Directions → Repeat the lines that follow, leaving nothing out.

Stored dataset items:
— Start —

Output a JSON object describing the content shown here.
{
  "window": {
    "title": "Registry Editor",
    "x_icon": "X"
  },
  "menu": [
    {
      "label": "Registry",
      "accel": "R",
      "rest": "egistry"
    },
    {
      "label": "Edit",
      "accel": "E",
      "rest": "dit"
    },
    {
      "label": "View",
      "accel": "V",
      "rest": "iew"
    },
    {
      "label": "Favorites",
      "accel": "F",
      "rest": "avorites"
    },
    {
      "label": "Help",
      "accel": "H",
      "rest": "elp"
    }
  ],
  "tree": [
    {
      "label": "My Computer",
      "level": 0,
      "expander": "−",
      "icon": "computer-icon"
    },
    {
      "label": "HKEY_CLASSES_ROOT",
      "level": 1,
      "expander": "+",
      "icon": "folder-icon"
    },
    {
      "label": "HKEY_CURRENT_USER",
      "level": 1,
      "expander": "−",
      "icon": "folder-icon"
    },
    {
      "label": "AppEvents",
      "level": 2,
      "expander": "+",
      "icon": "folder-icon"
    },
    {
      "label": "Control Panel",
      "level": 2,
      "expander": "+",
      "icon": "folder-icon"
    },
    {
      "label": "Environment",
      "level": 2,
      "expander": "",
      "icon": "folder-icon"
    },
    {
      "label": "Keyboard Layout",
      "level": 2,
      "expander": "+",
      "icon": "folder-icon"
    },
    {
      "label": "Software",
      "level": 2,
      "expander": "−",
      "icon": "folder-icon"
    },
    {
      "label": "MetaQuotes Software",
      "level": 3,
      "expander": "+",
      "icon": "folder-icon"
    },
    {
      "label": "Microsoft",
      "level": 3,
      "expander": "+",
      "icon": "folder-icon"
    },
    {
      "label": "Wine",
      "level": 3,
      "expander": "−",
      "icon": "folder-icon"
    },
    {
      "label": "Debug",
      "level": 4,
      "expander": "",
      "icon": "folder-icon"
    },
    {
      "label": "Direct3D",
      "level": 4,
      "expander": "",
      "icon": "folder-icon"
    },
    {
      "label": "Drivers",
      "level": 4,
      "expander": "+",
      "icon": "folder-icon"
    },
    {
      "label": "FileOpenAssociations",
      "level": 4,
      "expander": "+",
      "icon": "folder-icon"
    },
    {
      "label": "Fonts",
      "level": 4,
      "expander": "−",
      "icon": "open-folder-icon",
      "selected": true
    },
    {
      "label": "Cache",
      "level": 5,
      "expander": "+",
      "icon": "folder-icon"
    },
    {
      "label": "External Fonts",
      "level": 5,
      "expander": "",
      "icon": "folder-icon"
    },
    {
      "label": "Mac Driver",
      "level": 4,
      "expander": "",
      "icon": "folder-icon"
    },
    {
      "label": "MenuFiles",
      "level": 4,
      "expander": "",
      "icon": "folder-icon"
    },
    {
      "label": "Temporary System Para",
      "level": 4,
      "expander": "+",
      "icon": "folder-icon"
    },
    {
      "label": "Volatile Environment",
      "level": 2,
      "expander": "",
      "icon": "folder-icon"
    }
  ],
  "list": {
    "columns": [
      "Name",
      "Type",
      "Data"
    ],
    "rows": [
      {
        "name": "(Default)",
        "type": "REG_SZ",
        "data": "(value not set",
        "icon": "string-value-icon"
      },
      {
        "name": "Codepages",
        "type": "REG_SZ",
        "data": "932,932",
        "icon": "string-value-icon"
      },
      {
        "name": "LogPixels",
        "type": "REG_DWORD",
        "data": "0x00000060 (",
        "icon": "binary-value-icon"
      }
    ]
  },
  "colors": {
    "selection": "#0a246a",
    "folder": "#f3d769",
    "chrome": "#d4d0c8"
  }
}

— End —

Full output →
Output a JSON object describing the content shown here.
{
  "window": {
    "title": "Registry Editor",
    "x_icon": "X"
  },
  "menu": [
    {
      "label": "Registry",
      "accel": "R",
      "rest": "egistry"
    },
    {
      "label": "Edit",
      "accel": "E",
      "rest": "dit"
    },
    {
      "label": "View",
      "accel": "V",
      "rest": "iew"
    },
    {
      "label": "Favorites",
      "accel": "F",
      "rest": "avorites"
    },
    {
      "label": "Help",
      "accel": "H",
      "rest": "elp"
    }
  ],
  "tree": [
    {
      "label": "My Computer",
      "level": 0,
      "expander": "−",
      "icon": "computer-icon"
    },
    {
      "label": "HKEY_CLASSES_ROOT",
      "level": 1,
      "expander": "+",
      "icon": "folder-icon"
    },
    {
      "label": "HKEY_CURRENT_USER",
      "level": 1,
      "expander": "−",
      "icon": "folder-icon"
    },
    {
      "label": "AppEvents",
      "level": 2,
      "expander": "+",
      "icon": "folder-icon"
    },
    {
      "label": "Control Panel",
      "level": 2,
      "expander": "+",
      "icon": "folder-icon"
    },
    {
      "label": "Environment",
      "level": 2,
      "expander": "",
      "icon": "folder-icon"
    },
    {
      "label": "Keyboard Layout",
      "level": 2,
      "expander": "+",
      "icon": "folder-icon"
    },
    {
      "label": "Software",
      "level": 2,
      "expander": "−",
      "icon": "folder-icon"
    },
    {
      "label": "MetaQuotes Software",
      "level": 3,
      "expander": "+",
      "icon": "folder-icon"
    },
    {
      "label": "Microsoft",
      "level": 3,
      "expander": "+",
      "icon": "folder-icon"
    },
    {
      "label": "Wine",
      "level": 3,
      "expander": "−",
      "icon": "folder-icon"
    },
    {
      "label": "Debug",
      "level": 4,
      "expander": "",
      "icon": "folder-icon"
    },
    {
      "label": "Direct3D",
      "level": 4,
      "expander": "",
      "icon": "folder-icon"
    },
    {
      "label": "Drivers",
      "level": 4,
      "expander": "+",
      "icon": "folder-icon"
    },
    {
      "label": "FileOpenAssociations",
      "level": 4,
      "expander": "+",
      "icon": "folder-icon"
    },
    {
      "label": "Fonts",
      "level": 4,
      "expander": "−",
      "icon": "open-folder-icon",
      "selected": true
    },
    {
      "label": "Cache",
      "level": 5,
      "expander": "+",
      "icon": "folder-icon"
    },
    {
      "label": "External Fonts",
      "level": 5,
      "expander": "",
      "icon": "folder-icon"
    },
    {
      "label": "Mac Driver",
      "level": 4,
      "expander": "",
      "icon": "folder-icon"
    },
    {
      "label": "MenuFiles",
      "level": 4,
      "expander": "",
      "icon": "folder-icon"
    },
    {
      "label": "Temporary System Para",
      "level": 4,
      "expander": "+",
      "icon": "folder-icon"
    },
    {
      "label": "Volatile Environment",
      "level": 2,
      "expander": "",
      "icon": "folder-icon"
    }
  ],
  "list": {
    "columns": [
      "Name",
      "Type",
      "Data"
    ],
    "rows": [
      {
        "name": "(Default)",
        "type": "REG_SZ",
        "data": "(value not set",
        "icon": "string-value-icon"
      },
      {
        "name": "Codepages",
        "type": "REG_SZ",
        "data": "932,932",
        "icon": "string-value-icon"
      },
      {
        "name": "LogPixels",
        "type": "REG_DWORD",
        "data": "0x00000060 (",
        "icon": "binary-value-icon"
      }
    ]
  },
  "colors": {
    "selection": "#0a246a",
    "folder": "#f3d769",
    "chrome": "#d4d0c8"
  }
}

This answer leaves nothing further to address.